### Challenge
Each line that holds the word "Version" should be returned.

### Dataset records
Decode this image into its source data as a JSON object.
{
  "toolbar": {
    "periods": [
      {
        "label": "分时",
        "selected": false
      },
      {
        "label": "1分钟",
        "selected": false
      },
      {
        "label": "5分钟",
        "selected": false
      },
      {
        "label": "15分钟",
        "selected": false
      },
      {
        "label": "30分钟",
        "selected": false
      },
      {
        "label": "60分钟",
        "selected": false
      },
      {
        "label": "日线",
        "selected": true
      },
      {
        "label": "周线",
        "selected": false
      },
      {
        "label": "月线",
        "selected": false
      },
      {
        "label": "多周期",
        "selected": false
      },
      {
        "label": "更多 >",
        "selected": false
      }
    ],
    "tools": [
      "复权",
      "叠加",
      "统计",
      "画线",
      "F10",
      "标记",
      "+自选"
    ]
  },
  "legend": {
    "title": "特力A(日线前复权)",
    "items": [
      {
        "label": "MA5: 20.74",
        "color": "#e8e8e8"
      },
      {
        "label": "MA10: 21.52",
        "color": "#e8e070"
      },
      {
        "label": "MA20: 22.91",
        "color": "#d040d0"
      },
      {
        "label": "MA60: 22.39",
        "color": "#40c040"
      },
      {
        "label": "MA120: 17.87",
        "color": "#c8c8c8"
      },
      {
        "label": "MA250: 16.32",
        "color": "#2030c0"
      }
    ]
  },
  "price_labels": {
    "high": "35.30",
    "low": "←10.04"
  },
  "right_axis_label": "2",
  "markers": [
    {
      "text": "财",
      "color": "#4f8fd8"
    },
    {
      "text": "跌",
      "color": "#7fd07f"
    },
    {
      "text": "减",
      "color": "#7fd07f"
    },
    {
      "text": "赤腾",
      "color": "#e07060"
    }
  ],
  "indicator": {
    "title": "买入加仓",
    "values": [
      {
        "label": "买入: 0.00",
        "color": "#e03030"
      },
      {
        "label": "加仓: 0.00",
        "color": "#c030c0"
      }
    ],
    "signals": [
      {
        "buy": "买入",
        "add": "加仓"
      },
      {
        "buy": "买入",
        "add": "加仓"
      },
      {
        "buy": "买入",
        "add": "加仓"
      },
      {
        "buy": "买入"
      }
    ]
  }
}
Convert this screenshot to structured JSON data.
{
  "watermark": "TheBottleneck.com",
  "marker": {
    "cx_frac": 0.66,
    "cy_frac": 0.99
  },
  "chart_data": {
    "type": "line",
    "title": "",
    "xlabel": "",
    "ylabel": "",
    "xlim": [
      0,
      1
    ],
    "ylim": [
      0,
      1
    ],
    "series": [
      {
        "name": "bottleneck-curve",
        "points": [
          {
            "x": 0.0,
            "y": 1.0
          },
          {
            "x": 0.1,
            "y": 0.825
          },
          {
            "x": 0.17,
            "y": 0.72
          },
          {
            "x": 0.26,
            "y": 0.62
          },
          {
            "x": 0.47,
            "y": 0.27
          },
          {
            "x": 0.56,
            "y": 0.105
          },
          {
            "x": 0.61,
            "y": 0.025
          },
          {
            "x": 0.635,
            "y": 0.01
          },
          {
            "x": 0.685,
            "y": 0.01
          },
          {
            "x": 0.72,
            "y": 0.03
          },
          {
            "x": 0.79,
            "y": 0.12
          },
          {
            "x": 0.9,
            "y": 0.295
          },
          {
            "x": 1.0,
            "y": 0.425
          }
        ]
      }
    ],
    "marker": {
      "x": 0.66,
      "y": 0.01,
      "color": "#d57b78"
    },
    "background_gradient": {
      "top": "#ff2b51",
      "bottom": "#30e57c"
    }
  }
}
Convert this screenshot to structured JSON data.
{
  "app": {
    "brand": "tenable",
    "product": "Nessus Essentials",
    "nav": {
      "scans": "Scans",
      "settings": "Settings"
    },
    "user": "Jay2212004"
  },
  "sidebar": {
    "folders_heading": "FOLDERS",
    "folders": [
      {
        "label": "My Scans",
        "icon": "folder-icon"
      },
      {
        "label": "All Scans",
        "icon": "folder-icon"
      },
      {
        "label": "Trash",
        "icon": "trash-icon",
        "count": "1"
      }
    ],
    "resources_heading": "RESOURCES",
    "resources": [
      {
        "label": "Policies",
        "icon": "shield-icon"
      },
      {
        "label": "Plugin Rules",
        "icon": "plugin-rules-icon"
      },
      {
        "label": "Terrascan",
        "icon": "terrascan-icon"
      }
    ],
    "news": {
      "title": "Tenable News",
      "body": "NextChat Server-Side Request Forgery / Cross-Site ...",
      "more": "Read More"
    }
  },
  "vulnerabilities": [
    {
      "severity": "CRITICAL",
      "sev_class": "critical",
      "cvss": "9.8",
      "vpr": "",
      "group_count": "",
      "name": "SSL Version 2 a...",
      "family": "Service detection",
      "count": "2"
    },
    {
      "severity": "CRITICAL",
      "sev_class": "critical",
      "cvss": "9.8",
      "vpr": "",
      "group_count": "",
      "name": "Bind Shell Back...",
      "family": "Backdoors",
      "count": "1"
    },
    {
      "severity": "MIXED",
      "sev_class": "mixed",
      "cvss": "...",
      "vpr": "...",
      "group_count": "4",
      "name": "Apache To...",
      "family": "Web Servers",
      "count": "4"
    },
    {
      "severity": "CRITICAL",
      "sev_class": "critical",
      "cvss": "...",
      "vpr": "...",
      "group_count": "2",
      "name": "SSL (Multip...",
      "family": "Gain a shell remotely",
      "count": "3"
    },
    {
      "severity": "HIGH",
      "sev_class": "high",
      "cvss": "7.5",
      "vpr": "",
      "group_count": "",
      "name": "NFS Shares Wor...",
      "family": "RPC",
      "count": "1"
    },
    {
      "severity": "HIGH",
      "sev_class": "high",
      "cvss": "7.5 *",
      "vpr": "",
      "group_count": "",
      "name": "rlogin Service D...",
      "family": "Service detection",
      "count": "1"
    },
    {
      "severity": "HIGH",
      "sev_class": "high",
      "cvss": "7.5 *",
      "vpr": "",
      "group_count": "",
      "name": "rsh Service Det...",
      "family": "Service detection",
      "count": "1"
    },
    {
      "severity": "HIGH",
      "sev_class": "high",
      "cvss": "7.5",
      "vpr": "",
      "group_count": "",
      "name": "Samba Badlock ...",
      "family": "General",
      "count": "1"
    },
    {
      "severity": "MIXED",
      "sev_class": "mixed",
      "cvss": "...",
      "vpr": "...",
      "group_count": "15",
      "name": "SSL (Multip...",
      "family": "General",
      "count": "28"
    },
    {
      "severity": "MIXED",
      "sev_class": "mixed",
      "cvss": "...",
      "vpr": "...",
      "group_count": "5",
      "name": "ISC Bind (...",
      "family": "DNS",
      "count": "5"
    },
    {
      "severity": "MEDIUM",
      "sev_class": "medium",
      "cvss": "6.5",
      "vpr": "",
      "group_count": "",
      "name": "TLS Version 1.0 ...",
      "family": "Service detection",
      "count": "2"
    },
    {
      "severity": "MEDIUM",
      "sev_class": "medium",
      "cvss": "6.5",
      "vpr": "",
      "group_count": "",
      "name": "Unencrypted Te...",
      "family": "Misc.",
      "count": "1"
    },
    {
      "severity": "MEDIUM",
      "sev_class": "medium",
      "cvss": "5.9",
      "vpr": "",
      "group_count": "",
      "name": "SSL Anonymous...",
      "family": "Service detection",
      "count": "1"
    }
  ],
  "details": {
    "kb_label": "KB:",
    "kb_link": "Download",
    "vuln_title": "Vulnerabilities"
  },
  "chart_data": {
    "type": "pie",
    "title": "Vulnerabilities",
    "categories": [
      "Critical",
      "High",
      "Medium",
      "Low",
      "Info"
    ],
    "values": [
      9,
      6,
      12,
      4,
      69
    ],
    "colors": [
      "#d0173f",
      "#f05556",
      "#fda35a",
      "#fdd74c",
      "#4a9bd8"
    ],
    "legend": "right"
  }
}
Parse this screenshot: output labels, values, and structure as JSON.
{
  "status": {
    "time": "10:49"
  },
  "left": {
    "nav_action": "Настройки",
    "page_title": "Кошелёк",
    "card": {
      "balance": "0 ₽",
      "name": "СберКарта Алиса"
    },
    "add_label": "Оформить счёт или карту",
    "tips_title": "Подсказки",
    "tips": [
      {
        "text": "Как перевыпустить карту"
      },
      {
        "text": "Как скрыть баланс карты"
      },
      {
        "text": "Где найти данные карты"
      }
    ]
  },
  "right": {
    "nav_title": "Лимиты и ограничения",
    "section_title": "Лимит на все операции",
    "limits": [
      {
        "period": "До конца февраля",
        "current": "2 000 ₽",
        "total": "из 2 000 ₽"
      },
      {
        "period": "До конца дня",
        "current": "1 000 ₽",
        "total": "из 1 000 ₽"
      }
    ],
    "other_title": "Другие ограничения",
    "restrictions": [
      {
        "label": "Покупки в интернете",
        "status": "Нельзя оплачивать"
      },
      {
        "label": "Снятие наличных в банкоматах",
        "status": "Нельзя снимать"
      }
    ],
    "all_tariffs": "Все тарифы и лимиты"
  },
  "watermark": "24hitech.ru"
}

### Completed exercise
      "name": "SSL Version 2 a...",
      "name": "TLS Version 1.0 ...",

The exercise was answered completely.